## Consignes de l'exercice
a) Recopiez fidèlement le passage du texte sur la CNCTR qui commence aux mots « Que reste-t-il aujourd’hui » et se termine après « minutes pour observer. ».
b) Répondez brièvement aux questions suivantes à partir du texte sur la CNCTR.
(i) Dans quel but la CNCTR a-t-elle été prévue ?
(ii) Quelle fonction Francis Delon a-t-il exercée, et jusqu'en quelle année ?

## Texte proposé
╔══

Que reste-t-il aujourd’hui de cette loi dans les faits ? Pas grand chose. Ce n’est pas une surprise, mais cela vaut le coup de prendre quelques minutes pour observer.

La CNCTR, tout d’abord, qui a été prévue pour surveiller les surveillants.

Un homme des services pour les surveiller

Son président Francis Delon était à la tête du secrétariat général de la défense et de la sécurité nationale. C’est dire sa proximité avec les services de renseignement. Qui mieux que lui pour surveiller les services ? Il est heureux que le gouvernement ait choisi un homme du sérail plutôt qu’une personnalité reconnue pour son engagement dans le domaine de la protection de la vie privée, du droit à la confidentialité des échanges, des Droits de l’Homme… Cela aurait pu entraver le bon déroulement des opérations à venir. Francis Delon était secrétaire général de la défense et de la sécurité nationale jusqu’en 2014. C’est bien pratique parce qu’à ce titre il a pu tisser des liens avec des hommes encore à la tête des services.

╚══

## Entrées de données
╔══

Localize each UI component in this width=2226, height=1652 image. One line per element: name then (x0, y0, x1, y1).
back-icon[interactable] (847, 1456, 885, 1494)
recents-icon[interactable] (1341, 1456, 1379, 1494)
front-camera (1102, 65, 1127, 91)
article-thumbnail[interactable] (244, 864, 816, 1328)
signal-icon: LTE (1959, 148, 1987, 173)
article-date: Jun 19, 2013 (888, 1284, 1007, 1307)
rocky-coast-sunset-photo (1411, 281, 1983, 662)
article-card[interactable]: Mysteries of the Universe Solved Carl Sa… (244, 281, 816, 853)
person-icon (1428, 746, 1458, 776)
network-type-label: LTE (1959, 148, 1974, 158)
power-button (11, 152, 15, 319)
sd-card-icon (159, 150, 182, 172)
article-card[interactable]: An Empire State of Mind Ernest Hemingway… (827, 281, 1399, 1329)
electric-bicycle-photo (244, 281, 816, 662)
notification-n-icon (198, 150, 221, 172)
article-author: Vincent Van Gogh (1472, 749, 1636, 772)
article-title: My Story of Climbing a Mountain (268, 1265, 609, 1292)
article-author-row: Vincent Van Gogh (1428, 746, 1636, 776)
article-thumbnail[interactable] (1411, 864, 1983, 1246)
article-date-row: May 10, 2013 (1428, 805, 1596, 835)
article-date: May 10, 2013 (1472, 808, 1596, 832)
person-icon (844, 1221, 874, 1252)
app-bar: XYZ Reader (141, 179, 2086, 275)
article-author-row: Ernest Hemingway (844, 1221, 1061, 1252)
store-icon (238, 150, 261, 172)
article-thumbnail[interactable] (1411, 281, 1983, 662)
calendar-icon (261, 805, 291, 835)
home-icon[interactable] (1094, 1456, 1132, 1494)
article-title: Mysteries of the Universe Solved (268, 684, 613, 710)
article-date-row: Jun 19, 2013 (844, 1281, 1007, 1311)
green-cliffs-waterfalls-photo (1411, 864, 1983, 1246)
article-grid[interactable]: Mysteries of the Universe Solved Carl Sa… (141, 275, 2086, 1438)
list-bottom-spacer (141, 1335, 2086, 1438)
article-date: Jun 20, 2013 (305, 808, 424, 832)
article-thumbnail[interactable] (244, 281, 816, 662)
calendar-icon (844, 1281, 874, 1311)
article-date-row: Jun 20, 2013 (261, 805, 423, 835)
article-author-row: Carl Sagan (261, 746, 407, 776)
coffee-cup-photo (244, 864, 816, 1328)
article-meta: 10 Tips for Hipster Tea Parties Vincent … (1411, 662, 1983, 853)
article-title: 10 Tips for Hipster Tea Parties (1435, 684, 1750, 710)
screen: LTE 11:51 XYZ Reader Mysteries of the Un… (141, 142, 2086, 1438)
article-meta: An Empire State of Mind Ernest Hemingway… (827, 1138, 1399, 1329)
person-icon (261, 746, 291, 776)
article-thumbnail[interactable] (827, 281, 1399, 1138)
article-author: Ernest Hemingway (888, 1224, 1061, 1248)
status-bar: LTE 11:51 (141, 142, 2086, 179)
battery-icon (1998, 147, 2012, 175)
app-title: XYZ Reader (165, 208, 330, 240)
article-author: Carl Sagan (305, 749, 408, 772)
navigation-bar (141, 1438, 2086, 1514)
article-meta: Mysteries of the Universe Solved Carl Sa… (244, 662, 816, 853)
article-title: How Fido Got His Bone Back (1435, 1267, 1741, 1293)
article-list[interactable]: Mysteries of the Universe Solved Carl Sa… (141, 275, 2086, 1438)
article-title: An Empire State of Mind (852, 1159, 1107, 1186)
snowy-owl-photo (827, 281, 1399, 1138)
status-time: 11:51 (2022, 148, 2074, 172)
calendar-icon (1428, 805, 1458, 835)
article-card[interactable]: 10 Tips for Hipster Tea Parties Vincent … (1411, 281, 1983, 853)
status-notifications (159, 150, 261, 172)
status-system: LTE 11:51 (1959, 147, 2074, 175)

╚══

## Corrigé par consigne
a)
Que reste-t-il aujourd’hui de cette loi dans les faits ? Pas grand chose. Ce n’est pas une surprise, mais cela vaut le coup de prendre quelques minutes pour observer.

b)
(i) Elle a été prévue pour surveiller les surveillants.
(ii) Il a été secrétaire général de la défense et de la sécurité nationale, jusqu'en 2014.